Stored dataset items

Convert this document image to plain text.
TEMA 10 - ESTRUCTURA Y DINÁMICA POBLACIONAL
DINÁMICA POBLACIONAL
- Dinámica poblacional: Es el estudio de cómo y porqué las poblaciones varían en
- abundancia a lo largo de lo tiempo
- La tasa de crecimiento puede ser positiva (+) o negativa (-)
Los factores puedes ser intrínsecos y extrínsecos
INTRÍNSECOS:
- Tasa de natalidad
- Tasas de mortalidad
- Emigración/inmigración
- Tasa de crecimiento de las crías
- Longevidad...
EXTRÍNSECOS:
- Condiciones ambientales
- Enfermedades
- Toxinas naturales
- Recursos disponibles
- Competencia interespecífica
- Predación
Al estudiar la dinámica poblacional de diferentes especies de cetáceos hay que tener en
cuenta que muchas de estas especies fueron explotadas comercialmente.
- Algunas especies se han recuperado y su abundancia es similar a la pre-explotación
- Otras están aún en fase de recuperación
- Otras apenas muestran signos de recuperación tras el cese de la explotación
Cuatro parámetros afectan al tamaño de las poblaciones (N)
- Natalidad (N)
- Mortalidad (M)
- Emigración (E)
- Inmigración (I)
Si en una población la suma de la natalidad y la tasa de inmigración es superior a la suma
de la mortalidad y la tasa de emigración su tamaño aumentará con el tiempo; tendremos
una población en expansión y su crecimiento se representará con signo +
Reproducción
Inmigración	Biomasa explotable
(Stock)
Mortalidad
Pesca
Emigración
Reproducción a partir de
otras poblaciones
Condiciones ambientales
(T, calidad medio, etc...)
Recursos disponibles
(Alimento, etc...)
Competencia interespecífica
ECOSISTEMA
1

GOAL OF THE EXERCISE:
Write out all the records above one more time, exactly.

RESPONSE TO THE EXERCISE:
Convert this document image to plain text.
TEMA 10 - ESTRUCTURA Y DINÁMICA POBLACIONAL
DINÁMICA POBLACIONAL
- Dinámica poblacional: Es el estudio de cómo y porqué las poblaciones varían en
- abundancia a lo largo de lo tiempo
- La tasa de crecimiento puede ser positiva (+) o negativa (-)
Los factores puedes ser intrínsecos y extrínsecos
INTRÍNSECOS:
- Tasa de natalidad
- Tasas de mortalidad
- Emigración/inmigración
- Tasa de crecimiento de las crías
- Longevidad...
EXTRÍNSECOS:
- Condiciones ambientales
- Enfermedades
- Toxinas naturales
- Recursos disponibles
- Competencia interespecífica
- Predación
Al estudiar la dinámica poblacional de diferentes especies de cetáceos hay que tener en
cuenta que muchas de estas especies fueron explotadas comercialmente.
- Algunas especies se han recuperado y su abundancia es similar a la pre-explotación
- Otras están aún en fase de recuperación
- Otras apenas muestran signos de recuperación tras el cese de la explotación
Cuatro parámetros afectan al tamaño de las poblaciones (N)
- Natalidad (N)
- Mortalidad (M)
- Emigración (E)
- Inmigración (I)
Si en una población la suma de la natalidad y la tasa de inmigración es superior a la suma
de la mortalidad y la tasa de emigración su tamaño aumentará con el tiempo; tendremos
una población en expansión y su crecimiento se representará con signo +
Reproducción
Inmigración	Biomasa explotable
(Stock)
Mortalidad
Pesca
Emigración
Reproducción a partir de
otras poblaciones
Condiciones ambientales
(T, calidad medio, etc...)
Recursos disponibles
(Alimento, etc...)
Competencia interespecífica
ECOSISTEMA
1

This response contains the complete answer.